#### Given problem
Copy the items below word for word, from their first line through the line containing "service-hnzt-docker[interactable]: ▼ hnzt-docker", both ends included.
** START The input **
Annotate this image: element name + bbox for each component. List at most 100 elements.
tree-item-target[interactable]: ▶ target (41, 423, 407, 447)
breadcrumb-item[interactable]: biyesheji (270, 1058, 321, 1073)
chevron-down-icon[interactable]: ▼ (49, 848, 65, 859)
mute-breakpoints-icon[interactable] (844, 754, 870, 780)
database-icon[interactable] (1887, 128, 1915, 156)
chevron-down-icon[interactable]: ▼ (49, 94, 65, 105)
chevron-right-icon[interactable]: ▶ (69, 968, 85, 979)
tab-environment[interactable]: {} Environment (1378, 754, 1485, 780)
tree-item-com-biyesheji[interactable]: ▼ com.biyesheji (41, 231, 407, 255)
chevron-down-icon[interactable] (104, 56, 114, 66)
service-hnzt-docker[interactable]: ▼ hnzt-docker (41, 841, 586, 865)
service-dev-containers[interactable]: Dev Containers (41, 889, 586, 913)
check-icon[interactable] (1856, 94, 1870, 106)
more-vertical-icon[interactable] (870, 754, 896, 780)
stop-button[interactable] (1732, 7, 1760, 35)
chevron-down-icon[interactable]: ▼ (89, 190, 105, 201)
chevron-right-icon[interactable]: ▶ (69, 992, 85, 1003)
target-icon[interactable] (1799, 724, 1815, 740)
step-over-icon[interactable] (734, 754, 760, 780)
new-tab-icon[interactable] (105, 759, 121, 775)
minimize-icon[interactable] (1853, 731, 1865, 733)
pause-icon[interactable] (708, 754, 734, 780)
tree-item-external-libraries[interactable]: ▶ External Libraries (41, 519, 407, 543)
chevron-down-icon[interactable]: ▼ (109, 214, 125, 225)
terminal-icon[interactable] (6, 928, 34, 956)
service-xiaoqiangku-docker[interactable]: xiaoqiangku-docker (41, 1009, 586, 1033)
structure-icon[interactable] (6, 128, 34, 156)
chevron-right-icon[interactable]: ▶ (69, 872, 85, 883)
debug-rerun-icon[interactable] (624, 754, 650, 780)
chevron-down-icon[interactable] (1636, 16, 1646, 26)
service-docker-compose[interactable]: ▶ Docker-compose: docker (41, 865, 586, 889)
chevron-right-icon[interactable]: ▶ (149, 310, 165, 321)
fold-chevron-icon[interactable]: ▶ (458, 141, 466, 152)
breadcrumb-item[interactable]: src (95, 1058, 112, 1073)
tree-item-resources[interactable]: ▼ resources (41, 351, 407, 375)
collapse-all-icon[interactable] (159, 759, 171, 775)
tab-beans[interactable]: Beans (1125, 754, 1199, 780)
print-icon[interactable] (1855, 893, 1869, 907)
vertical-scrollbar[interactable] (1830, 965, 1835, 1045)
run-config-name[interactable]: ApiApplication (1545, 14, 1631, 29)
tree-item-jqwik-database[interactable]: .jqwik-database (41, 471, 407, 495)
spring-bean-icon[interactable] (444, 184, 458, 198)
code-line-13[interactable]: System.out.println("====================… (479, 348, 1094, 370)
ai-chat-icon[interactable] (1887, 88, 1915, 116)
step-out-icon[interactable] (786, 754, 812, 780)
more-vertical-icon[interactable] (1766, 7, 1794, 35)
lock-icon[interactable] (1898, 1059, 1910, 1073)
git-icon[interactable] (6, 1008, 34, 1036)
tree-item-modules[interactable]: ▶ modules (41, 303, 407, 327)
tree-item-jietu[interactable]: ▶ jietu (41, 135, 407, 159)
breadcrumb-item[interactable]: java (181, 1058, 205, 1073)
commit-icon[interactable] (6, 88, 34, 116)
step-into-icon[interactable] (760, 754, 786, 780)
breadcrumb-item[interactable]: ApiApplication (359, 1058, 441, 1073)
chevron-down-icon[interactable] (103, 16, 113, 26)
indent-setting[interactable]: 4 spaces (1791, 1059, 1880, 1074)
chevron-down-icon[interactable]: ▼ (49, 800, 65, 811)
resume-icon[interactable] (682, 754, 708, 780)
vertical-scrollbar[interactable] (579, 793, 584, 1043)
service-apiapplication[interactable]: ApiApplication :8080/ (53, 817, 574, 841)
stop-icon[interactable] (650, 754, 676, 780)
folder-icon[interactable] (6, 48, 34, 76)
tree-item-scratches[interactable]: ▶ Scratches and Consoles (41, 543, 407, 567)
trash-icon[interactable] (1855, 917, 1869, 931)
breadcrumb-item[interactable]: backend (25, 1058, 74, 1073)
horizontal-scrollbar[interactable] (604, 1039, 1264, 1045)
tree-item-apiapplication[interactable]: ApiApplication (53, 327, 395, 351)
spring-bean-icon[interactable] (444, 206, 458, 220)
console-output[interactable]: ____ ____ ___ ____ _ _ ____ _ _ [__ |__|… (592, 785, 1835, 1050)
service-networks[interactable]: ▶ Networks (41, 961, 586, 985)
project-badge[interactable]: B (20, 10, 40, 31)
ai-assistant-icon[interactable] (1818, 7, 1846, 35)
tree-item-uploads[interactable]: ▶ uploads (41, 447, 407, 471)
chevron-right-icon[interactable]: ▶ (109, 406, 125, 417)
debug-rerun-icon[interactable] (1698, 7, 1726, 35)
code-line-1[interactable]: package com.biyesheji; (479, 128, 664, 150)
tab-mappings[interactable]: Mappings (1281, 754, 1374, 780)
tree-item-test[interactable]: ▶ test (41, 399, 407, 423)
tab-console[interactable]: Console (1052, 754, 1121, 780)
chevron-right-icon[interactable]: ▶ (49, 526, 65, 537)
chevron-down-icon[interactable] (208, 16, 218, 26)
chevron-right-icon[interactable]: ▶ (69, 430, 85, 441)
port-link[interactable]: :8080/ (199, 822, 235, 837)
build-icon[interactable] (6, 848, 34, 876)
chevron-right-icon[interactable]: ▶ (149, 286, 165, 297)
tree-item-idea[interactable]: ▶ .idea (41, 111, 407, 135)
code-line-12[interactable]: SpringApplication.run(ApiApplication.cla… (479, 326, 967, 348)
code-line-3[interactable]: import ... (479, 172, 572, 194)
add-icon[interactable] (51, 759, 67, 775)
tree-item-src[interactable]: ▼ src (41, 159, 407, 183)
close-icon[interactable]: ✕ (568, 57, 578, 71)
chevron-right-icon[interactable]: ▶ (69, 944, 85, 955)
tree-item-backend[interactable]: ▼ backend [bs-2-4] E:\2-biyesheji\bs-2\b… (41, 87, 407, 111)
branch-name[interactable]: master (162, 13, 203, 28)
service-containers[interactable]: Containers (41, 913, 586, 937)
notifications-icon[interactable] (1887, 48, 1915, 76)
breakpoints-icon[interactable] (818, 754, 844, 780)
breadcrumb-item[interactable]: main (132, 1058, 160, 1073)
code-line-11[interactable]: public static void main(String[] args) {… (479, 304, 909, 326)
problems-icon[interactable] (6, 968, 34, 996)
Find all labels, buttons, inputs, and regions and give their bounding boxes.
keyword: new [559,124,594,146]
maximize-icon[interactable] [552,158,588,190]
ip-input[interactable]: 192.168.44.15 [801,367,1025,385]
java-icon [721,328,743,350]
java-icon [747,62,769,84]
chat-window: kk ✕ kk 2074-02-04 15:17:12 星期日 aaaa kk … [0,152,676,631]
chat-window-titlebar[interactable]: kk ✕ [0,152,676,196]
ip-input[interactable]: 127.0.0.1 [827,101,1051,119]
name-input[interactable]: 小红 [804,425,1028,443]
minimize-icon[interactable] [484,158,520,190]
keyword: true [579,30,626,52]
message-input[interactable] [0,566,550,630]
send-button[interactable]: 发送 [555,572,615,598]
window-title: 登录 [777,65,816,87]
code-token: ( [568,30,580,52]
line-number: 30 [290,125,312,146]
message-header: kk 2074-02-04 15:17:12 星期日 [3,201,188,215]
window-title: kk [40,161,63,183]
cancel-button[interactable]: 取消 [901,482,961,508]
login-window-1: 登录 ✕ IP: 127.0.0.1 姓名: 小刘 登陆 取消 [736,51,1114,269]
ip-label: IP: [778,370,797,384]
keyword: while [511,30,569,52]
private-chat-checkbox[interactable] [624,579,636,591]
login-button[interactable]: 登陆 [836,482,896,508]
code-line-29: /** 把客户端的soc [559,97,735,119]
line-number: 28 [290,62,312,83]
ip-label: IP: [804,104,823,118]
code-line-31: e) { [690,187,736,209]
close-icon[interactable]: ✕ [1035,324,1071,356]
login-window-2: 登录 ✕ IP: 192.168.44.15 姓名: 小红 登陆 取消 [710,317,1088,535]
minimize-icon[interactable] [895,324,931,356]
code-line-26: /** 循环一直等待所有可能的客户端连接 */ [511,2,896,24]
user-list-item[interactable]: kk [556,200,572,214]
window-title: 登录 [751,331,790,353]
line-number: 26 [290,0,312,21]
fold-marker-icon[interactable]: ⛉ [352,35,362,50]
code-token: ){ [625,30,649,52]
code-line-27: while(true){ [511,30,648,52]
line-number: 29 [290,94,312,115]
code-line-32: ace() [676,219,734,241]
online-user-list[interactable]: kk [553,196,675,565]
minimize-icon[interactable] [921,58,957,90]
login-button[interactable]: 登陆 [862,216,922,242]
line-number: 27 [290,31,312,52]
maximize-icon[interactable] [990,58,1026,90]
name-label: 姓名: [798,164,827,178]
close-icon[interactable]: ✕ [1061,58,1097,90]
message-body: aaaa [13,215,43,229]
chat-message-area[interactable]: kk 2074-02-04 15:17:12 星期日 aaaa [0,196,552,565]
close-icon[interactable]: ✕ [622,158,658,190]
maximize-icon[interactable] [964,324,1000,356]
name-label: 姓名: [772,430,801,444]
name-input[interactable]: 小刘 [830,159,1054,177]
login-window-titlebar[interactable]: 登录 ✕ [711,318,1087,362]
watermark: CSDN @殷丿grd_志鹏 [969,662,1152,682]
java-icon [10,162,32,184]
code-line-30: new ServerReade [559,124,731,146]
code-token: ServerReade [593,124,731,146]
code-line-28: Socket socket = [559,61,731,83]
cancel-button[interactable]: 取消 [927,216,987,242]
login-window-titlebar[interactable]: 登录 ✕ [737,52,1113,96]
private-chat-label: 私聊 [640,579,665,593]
** END The input **
#### Solution for this task
Annotate this image: element name + bbox for each component. List at most 100 elements.
tree-item-target[interactable]: ▶ target (41, 423, 407, 447)
breadcrumb-item[interactable]: biyesheji (270, 1058, 321, 1073)
chevron-down-icon[interactable]: ▼ (49, 848, 65, 859)
mute-breakpoints-icon[interactable] (844, 754, 870, 780)
database-icon[interactable] (1887, 128, 1915, 156)
chevron-down-icon[interactable]: ▼ (49, 94, 65, 105)
chevron-right-icon[interactable]: ▶ (69, 968, 85, 979)
tab-environment[interactable]: {} Environment (1378, 754, 1485, 780)
tree-item-com-biyesheji[interactable]: ▼ com.biyesheji (41, 231, 407, 255)
chevron-down-icon[interactable] (104, 56, 114, 66)
service-hnzt-docker[interactable]: ▼ hnzt-docker (41, 841, 586, 865)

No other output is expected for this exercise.